_DIRECTIVE_
Quote every line as given.

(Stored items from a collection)
□ □ □

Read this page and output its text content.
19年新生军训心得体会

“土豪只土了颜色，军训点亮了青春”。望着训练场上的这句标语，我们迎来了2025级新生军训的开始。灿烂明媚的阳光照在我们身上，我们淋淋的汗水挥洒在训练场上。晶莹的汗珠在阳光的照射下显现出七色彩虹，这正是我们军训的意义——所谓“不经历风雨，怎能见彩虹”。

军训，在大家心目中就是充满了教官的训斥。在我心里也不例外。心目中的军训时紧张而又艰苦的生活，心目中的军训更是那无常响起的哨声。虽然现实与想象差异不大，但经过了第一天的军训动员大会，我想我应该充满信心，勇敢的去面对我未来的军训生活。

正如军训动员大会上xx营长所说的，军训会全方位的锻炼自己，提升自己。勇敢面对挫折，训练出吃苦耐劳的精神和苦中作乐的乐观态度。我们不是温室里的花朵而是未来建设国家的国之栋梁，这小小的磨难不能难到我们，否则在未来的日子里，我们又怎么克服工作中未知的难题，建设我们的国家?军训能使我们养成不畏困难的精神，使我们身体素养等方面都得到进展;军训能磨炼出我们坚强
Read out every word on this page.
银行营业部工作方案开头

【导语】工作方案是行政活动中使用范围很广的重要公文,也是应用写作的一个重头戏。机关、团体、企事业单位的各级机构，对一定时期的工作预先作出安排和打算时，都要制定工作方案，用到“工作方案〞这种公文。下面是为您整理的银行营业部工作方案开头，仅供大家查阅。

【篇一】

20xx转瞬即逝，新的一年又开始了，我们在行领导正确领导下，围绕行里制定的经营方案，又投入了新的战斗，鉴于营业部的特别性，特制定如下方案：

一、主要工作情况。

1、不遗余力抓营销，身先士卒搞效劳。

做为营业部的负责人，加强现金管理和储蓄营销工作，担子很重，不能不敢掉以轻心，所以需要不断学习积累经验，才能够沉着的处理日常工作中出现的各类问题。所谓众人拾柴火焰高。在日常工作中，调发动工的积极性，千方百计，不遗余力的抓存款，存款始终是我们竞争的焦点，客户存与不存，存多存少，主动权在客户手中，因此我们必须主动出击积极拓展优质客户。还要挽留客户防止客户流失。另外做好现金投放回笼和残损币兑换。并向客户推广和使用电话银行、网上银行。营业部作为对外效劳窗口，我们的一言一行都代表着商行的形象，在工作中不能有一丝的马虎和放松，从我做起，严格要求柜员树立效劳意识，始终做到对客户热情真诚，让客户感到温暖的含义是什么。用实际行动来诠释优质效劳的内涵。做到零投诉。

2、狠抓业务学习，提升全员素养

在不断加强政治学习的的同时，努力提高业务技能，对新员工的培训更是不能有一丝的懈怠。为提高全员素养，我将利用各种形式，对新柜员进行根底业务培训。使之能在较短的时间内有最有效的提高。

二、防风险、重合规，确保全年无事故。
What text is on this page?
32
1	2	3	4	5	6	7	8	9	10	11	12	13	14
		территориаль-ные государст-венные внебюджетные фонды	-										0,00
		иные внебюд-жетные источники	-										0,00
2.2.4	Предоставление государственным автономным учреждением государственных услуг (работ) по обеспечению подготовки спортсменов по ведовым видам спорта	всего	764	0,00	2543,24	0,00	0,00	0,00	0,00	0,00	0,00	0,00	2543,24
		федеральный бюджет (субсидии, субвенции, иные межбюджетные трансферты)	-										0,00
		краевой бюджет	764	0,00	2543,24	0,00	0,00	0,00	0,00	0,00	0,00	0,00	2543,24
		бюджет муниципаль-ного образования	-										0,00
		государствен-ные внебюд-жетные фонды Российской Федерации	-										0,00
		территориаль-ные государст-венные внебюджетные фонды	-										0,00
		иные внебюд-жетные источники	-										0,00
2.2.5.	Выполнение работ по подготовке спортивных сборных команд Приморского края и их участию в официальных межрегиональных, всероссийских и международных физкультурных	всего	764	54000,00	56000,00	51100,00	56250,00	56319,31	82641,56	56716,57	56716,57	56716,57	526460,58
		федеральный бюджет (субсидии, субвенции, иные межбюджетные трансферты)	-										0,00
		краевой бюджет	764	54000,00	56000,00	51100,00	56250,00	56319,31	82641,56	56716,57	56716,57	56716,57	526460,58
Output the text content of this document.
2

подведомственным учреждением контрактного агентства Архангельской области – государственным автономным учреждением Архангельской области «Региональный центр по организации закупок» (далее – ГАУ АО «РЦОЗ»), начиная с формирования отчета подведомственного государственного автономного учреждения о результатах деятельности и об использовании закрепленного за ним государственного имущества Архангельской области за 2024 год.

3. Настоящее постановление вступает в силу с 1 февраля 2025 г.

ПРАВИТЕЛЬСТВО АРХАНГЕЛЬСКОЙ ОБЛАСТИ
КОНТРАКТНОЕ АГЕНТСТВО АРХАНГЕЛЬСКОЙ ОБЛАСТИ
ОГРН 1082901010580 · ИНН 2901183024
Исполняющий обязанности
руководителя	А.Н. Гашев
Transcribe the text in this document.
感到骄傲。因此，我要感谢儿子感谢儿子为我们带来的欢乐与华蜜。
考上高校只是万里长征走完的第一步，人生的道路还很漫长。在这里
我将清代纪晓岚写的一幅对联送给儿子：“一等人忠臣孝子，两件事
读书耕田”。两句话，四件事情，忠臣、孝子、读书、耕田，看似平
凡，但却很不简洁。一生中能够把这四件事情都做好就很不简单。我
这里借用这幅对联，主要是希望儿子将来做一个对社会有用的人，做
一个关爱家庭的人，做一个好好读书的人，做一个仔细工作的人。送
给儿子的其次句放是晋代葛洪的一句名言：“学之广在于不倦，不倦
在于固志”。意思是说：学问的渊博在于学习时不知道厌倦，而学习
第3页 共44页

□ □ □

_RESULT FOR THIS TASK_
Read this page and output its text content.
19年新生军训心得体会

“土豪只土了颜色，军训点亮了青春”。望着训练场上的这句标语，我们迎来了2025级新生军训的开始。灿烂明媚的阳光照在我们身上，我们淋淋的汗水挥洒在训练场上。晶莹的汗珠在阳光的照射下显现出七色彩虹，这正是我们军训的意义——所谓“不经历风雨，怎能见彩虹”。

军训，在大家心目中就是充满了教官的训斥。在我心里也不例外。心目中的军训时紧张而又艰苦的生活，心目中的军训更是那无常响起的哨声。虽然现实与想象差异不大，但经过了第一天的军训动员大会，我想我应该充满信心，勇敢的去面对我未来的军训生活。

正如军训动员大会上xx营长所说的，军训会全方位的锻炼自己，提升自己。勇敢面对挫折，训练出吃苦耐劳的精神和苦中作乐的乐观态度。我们不是温室里的花朵而是未来建设国家的国之栋梁，这小小的磨难不能难到我们，否则在未来的日子里，我们又怎么克服工作中未知的难题，建设我们的国家?军训能使我们养成不畏困难的精神，使我们身体素养等方面都得到进展;军训能磨炼出我们坚强
Read out every word on this page.
银行营业部工作方案开头

【导语】工作方案是行政活动中使用范围很广的重要公文,也是应用写作的一个重头戏。机关、团体、企事业单位的各级机构，对一定时期的工作预先作出安排和打算时，都要制定工作方案，用到“工作方案〞这种公文。下面是为您整理的银行营业部工作方案开头，仅供大家查阅。

【篇一】

20xx转瞬即逝，新的一年又开始了，我们在行领导正确领导下，围绕行里制定的经营方案，又投入了新的战斗，鉴于营业部的特别性，特制定如下方案：

一、主要工作情况。

1、不遗余力抓营销，身先士卒搞效劳。

做为营业部的负责人，加强现金管理和储蓄营销工作，担子很重，不能不敢掉以轻心，所以需要不断学习积累经验，才能够沉着的处理日常工作中出现的各类问题。所谓众人拾柴火焰高。在日常工作中，调发动工的积极性，千方百计，不遗余力的抓存款，存款始终是我们竞争的焦点，客户存与不存，存多存少，主动权在客户手中，因此我们必须主动出击积极拓展优质客户。还要挽留客户防止客户流失。另外做好现金投放回笼和残损币兑换。并向客户推广和使用电话银行、网上银行。营业部作为对外效劳窗口，我们的一言一行都代表着商行的形象，在工作中不能有一丝的马虎和放松，从我做起，严格要求柜员树立效劳意识，始终做到对客户热情真诚，让客户感到温暖的含义是什么。用实际行动来诠释优质效劳的内涵。做到零投诉。

2、狠抓业务学习，提升全员素养

在不断加强政治学习的的同时，努力提高业务技能，对新员工的培训更是不能有一丝的懈怠。为提高全员素养，我将利用各种形式，对新柜员进行根底业务培训。使之能在较短的时间内有最有效的提高。

二、防风险、重合规，确保全年无事故。
What text is on this page?
32
1	2	3	4	5	6	7	8	9	10	11	12	13	14
		территориаль-ные государст-венные внебюджетные фонды	-										0,00
		иные внебюд-жетные источники	-										0,00
2.2.4	Предоставление государственным автономным учреждением государственных услуг (работ) по обеспечению подготовки спортсменов по ведовым видам спорта	всего	764	0,00	2543,24	0,00	0,00	0,00	0,00	0,00	0,00	0,00	2543,24
		федеральный бюджет (субсидии, субвенции, иные межбюджетные трансферты)	-										0,00
		краевой бюджет	764	0,00	2543,24	0,00	0,00	0,00	0,00	0,00	0,00	0,00	2543,24
		бюджет муниципаль-ного образования	-										0,00
		государствен-ные внебюд-жетные фонды Российской Федерации	-										0,00
		территориаль-ные государст-венные внебюджетные фонды	-										0,00
		иные внебюд-жетные источники	-										0,00
2.2.5.	Выполнение работ по подготовке спортивных сборных команд Приморского края и их участию в официальных межрегиональных, всероссийских и международных физкультурных	всего	764	54000,00	56000,00	51100,00	56250,00	56319,31	82641,56	56716,57	56716,57	56716,57	526460,58
		федеральный бюджет (субсидии, субвенции, иные межбюджетные трансферты)	-										0,00
		краевой бюджет	764	54000,00	56000,00	51100,00	56250,00	56319,31	82641,56	56716,57	56716,57	56716,57	526460,58
Output the text content of this document.
2

подведомственным учреждением контрактного агентства Архангельской области – государственным автономным учреждением Архангельской области «Региональный центр по организации закупок» (далее – ГАУ АО «РЦОЗ»), начиная с формирования отчета подведомственного государственного автономного учреждения о результатах деятельности и об использовании закрепленного за ним государственного имущества Архангельской области за 2024 год.

3. Настоящее постановление вступает в силу с 1 февраля 2025 г.

ПРАВИТЕЛЬСТВО АРХАНГЕЛЬСКОЙ ОБЛАСТИ
КОНТРАКТНОЕ АГЕНТСТВО АРХАНГЕЛЬСКОЙ ОБЛАСТИ
ОГРН 1082901010580 · ИНН 2901183024
Исполняющий обязанности
руководителя	А.Н. Гашев
Transcribe the text in this document.
感到骄傲。因此，我要感谢儿子感谢儿子为我们带来的欢乐与华蜜。
考上高校只是万里长征走完的第一步，人生的道路还很漫长。在这里
我将清代纪晓岚写的一幅对联送给儿子：“一等人忠臣孝子，两件事
读书耕田”。两句话，四件事情，忠臣、孝子、读书、耕田，看似平
凡，但却很不简洁。一生中能够把这四件事情都做好就很不简单。我
这里借用这幅对联，主要是希望儿子将来做一个对社会有用的人，做
一个关爱家庭的人，做一个好好读书的人，做一个仔细工作的人。送
给儿子的其次句放是晋代葛洪的一句名言：“学之广在于不倦，不倦
在于固志”。意思是说：学问的渊博在于学习时不知道厌倦，而学习
第3页 共44页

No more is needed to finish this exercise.